Entries from a visual dataset —
──────────────────────────────
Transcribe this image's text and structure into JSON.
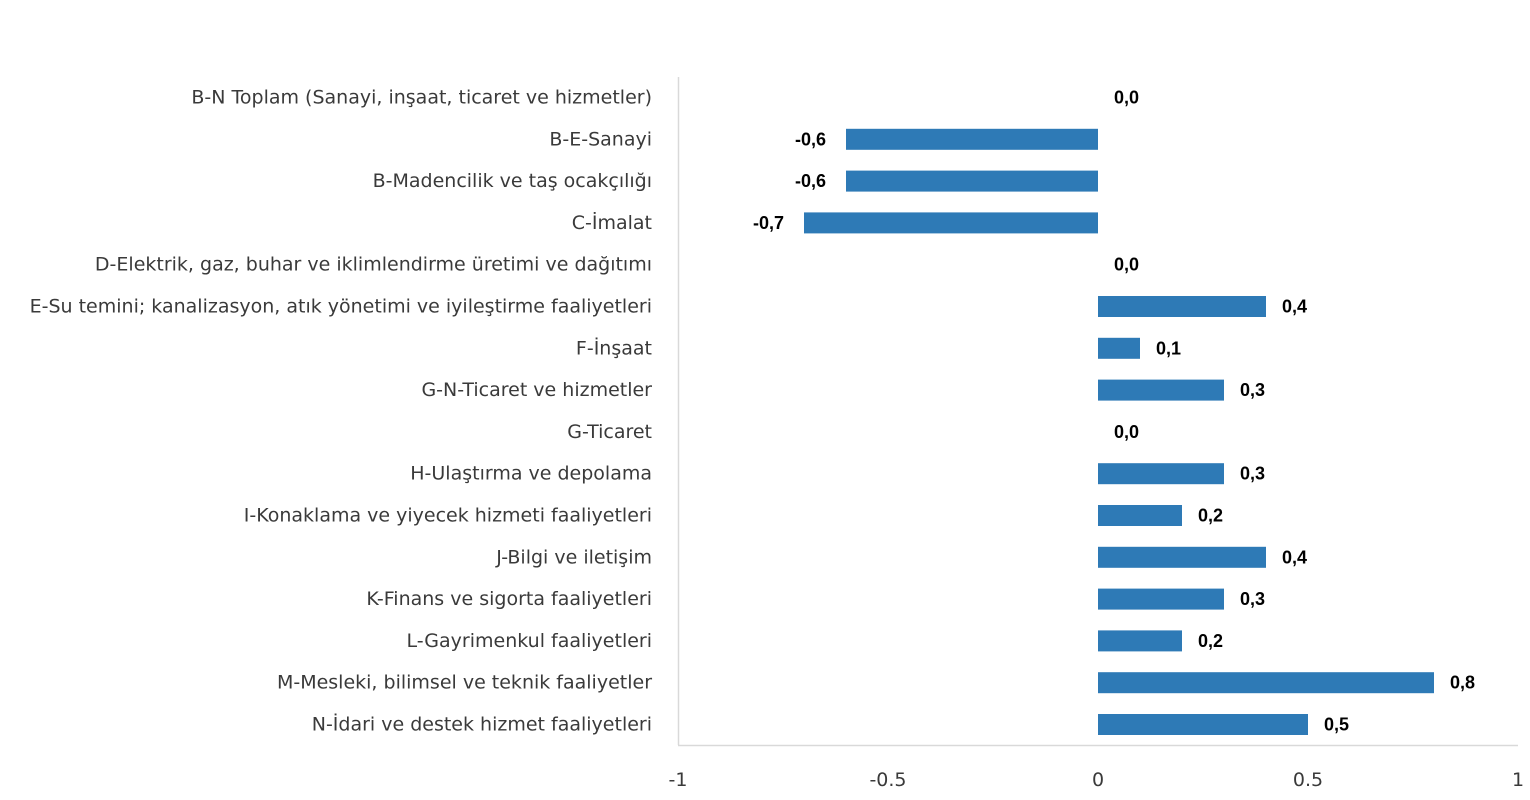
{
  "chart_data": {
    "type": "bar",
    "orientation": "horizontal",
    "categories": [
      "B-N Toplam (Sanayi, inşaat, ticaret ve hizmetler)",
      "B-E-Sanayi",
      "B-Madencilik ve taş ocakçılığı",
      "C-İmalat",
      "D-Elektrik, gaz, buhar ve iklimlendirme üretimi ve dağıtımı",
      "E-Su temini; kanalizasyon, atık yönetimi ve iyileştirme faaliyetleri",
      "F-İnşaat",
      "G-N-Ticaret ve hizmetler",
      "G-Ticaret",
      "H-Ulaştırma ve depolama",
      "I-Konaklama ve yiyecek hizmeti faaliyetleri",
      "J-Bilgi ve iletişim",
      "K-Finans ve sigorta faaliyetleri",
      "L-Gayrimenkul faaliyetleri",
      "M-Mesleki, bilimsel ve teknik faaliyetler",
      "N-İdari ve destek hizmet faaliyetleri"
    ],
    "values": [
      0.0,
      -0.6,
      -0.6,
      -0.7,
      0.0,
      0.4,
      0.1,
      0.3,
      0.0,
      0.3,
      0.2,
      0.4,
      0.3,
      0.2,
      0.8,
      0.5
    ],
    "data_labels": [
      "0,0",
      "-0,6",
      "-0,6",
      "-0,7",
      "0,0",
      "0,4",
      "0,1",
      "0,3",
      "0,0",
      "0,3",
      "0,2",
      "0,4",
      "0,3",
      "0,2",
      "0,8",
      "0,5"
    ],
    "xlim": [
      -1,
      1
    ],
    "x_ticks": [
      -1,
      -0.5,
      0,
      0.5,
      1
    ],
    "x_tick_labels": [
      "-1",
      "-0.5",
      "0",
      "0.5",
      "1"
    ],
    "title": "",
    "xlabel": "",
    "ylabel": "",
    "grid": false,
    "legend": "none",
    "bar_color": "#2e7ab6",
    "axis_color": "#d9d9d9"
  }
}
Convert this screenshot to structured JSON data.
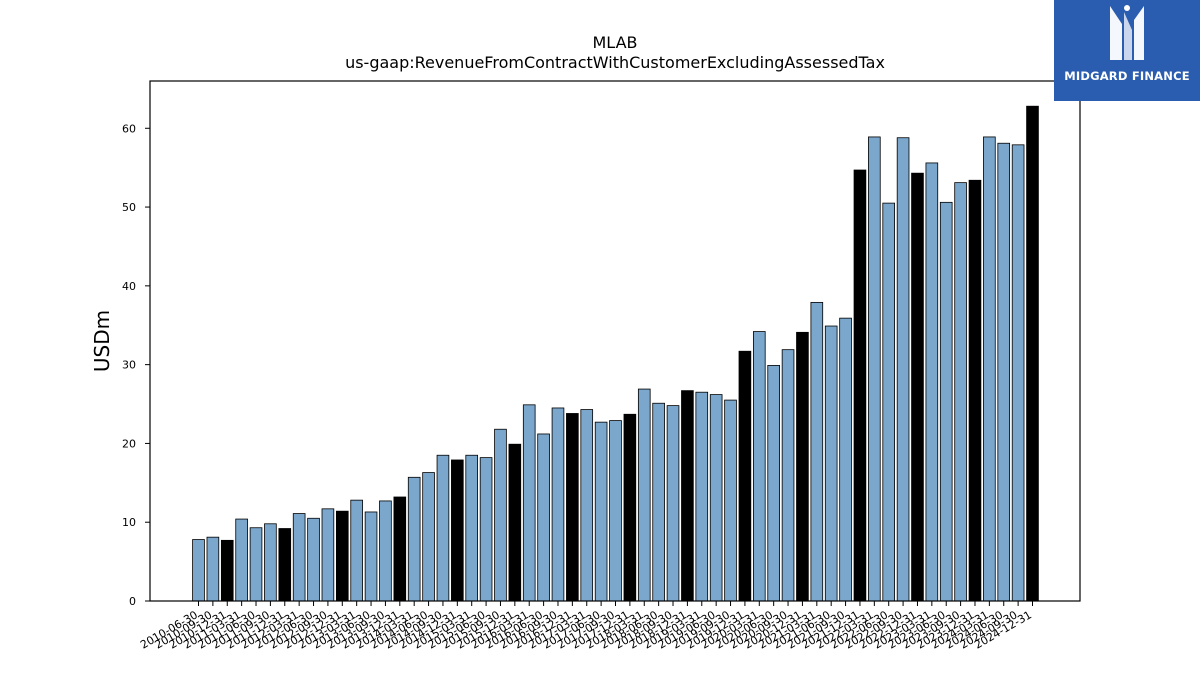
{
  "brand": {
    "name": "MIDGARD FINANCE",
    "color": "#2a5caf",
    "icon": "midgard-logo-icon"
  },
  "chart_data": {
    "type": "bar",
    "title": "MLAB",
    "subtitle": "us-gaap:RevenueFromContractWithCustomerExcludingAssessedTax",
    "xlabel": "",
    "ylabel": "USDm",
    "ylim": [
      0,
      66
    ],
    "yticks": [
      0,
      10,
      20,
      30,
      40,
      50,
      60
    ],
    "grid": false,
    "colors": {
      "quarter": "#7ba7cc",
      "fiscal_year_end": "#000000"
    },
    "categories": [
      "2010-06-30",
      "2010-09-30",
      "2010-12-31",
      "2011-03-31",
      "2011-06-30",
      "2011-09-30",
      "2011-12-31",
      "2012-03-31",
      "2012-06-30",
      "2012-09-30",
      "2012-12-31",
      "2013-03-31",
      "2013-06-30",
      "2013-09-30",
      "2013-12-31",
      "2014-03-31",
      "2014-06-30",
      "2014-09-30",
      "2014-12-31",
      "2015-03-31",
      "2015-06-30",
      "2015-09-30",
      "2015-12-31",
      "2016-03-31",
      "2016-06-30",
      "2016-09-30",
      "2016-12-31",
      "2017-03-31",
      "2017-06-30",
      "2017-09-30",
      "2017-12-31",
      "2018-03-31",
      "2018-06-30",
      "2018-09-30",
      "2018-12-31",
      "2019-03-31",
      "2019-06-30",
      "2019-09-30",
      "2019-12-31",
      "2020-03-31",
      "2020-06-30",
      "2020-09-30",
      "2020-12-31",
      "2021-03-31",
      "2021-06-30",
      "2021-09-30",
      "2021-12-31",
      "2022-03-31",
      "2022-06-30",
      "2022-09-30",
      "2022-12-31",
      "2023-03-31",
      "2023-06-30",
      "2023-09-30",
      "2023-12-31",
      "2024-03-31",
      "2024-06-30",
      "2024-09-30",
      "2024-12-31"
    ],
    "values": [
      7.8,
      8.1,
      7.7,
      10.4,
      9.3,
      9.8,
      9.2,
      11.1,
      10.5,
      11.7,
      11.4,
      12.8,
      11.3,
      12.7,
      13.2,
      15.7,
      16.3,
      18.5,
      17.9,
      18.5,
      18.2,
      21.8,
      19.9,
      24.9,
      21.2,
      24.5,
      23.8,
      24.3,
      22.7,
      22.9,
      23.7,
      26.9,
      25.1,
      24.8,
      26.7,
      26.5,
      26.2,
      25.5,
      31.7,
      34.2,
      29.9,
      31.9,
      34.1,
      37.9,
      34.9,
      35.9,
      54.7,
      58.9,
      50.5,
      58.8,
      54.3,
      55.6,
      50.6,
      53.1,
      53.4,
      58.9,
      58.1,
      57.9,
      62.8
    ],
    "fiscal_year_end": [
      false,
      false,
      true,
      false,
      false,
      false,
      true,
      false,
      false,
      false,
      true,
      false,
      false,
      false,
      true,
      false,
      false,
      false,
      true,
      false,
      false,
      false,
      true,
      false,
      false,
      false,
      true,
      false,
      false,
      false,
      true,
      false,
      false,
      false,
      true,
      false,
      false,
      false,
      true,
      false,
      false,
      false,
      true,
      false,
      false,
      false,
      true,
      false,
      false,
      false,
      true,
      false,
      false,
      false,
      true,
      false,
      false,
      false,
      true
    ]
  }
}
──────────────────────────────
Exercise objective —
Return each full line of the entries that contains the word "Sanayi".

Task result —
      "B-N Toplam (Sanayi, inşaat, ticaret ve hizmetler)",
      "B-E-Sanayi",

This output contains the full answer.